What to work on>
Review the material line by line. Identify and copy every line that contains the string "must".

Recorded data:
▬▬▬▬▬▬
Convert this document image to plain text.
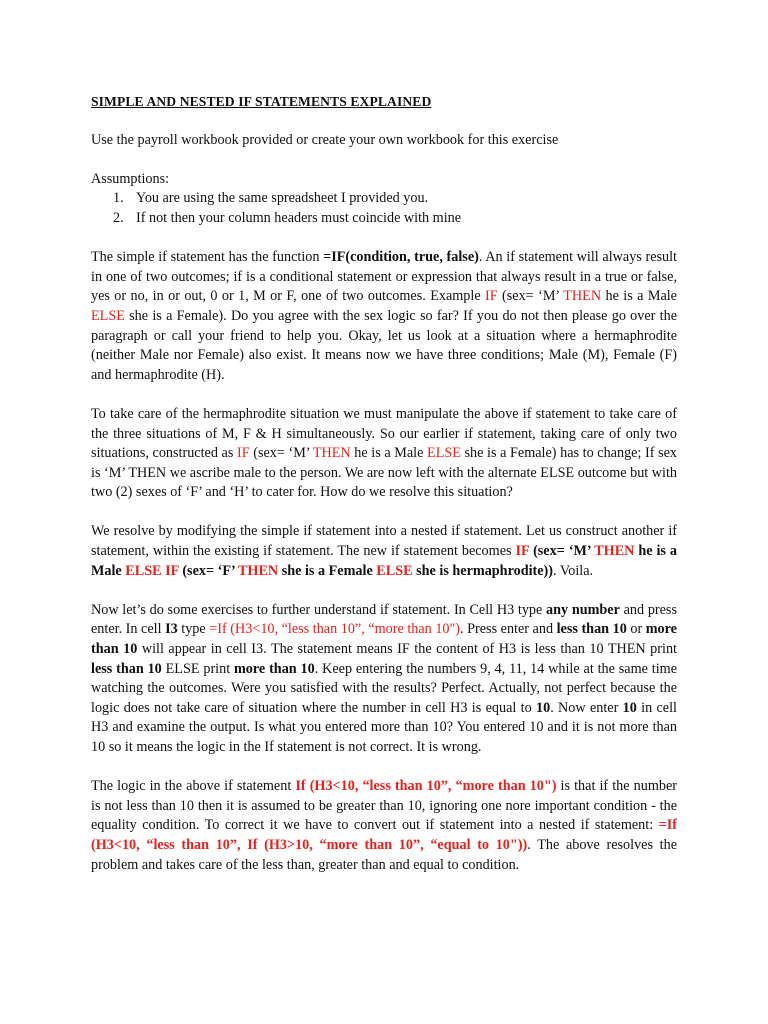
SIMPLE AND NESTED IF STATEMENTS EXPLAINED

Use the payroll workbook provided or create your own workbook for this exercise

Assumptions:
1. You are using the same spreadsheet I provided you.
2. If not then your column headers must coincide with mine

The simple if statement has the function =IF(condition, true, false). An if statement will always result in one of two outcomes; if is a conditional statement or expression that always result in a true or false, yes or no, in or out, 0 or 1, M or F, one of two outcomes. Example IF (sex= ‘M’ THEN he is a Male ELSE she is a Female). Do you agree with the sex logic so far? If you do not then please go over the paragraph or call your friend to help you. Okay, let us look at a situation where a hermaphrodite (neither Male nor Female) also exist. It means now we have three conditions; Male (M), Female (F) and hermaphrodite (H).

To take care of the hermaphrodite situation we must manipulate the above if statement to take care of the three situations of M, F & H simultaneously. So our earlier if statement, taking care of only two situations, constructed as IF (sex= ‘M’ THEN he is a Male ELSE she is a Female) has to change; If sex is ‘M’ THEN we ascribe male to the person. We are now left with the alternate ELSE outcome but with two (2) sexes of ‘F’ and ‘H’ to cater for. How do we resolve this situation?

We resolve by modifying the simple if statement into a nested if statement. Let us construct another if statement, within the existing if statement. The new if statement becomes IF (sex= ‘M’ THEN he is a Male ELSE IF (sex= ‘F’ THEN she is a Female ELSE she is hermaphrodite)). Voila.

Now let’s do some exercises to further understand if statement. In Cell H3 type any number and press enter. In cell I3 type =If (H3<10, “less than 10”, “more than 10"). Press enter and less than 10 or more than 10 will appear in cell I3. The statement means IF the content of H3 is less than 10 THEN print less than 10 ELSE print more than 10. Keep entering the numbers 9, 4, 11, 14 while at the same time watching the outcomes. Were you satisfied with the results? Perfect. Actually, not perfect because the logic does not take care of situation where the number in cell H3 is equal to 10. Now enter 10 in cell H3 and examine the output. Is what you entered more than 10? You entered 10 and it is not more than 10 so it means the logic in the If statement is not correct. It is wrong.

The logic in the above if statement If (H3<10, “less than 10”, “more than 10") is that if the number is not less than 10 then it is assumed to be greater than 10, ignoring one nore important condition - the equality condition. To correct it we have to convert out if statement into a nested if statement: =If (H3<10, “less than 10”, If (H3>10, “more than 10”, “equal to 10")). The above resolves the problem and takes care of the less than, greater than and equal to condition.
▬▬▬▬▬▬
Right answer>
2. If not then your column headers must coincide with mine
To take care of the hermaphrodite situation we must manipulate the above if statement to take care of the three situations of M, F & H simultaneously. So our earlier if statement, taking care of only two situations, constructed as IF (sex= ‘M’ THEN he is a Male ELSE she is a Female) has to change; If sex is ‘M’ THEN we ascribe male to the person. We are now left with the alternate ELSE outcome but with two (2) sexes of ‘F’ and ‘H’ to cater for. How do we resolve this situation?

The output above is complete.